■ **Work to be completed**
Present the data once more in exactly its original form.
# START OF Input records
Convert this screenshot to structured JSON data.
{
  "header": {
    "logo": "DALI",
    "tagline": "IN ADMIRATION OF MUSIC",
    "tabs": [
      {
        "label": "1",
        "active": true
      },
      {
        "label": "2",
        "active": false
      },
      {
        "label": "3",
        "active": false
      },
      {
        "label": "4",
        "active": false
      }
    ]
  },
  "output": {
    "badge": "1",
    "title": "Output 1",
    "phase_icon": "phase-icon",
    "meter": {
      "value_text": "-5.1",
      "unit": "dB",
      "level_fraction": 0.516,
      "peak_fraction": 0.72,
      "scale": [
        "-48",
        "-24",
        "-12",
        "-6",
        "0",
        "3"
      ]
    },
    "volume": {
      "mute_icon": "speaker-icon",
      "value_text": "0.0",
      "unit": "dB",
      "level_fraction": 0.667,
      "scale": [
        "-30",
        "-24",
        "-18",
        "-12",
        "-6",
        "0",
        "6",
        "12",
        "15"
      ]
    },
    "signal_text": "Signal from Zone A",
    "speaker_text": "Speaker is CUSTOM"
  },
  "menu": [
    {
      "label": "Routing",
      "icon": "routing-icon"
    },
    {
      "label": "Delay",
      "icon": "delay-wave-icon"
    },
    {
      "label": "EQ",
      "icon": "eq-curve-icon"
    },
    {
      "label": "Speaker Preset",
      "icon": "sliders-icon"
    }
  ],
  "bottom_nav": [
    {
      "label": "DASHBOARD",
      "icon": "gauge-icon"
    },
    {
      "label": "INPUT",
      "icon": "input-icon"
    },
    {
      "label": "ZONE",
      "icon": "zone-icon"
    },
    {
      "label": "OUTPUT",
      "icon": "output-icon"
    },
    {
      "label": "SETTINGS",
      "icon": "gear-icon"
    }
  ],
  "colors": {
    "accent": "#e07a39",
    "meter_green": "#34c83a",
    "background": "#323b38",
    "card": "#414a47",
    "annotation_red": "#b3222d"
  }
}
# END OF Input records
■ **Output of the exercise**
Convert this screenshot to structured JSON data.
{
  "header": {
    "logo": "DALI",
    "tagline": "IN ADMIRATION OF MUSIC",
    "tabs": [
      {
        "label": "1",
        "active": true
      },
      {
        "label": "2",
        "active": false
      },
      {
        "label": "3",
        "active": false
      },
      {
        "label": "4",
        "active": false
      }
    ]
  },
  "output": {
    "badge": "1",
    "title": "Output 1",
    "phase_icon": "phase-icon",
    "meter": {
      "value_text": "-5.1",
      "unit": "dB",
      "level_fraction": 0.516,
      "peak_fraction": 0.72,
      "scale": [
        "-48",
        "-24",
        "-12",
        "-6",
        "0",
        "3"
      ]
    },
    "volume": {
      "mute_icon": "speaker-icon",
      "value_text": "0.0",
      "unit": "dB",
      "level_fraction": 0.667,
      "scale": [
        "-30",
        "-24",
        "-18",
        "-12",
        "-6",
        "0",
        "6",
        "12",
        "15"
      ]
    },
    "signal_text": "Signal from Zone A",
    "speaker_text": "Speaker is CUSTOM"
  },
  "menu": [
    {
      "label": "Routing",
      "icon": "routing-icon"
    },
    {
      "label": "Delay",
      "icon": "delay-wave-icon"
    },
    {
      "label": "EQ",
      "icon": "eq-curve-icon"
    },
    {
      "label": "Speaker Preset",
      "icon": "sliders-icon"
    }
  ],
  "bottom_nav": [
    {
      "label": "DASHBOARD",
      "icon": "gauge-icon"
    },
    {
      "label": "INPUT",
      "icon": "input-icon"
    },
    {
      "label": "ZONE",
      "icon": "zone-icon"
    },
    {
      "label": "OUTPUT",
      "icon": "output-icon"
    },
    {
      "label": "SETTINGS",
      "icon": "gear-icon"
    }
  ],
  "colors": {
    "accent": "#e07a39",
    "meter_green": "#34c83a",
    "background": "#323b38",
    "card": "#414a47",
    "annotation_red": "#b3222d"
  }
}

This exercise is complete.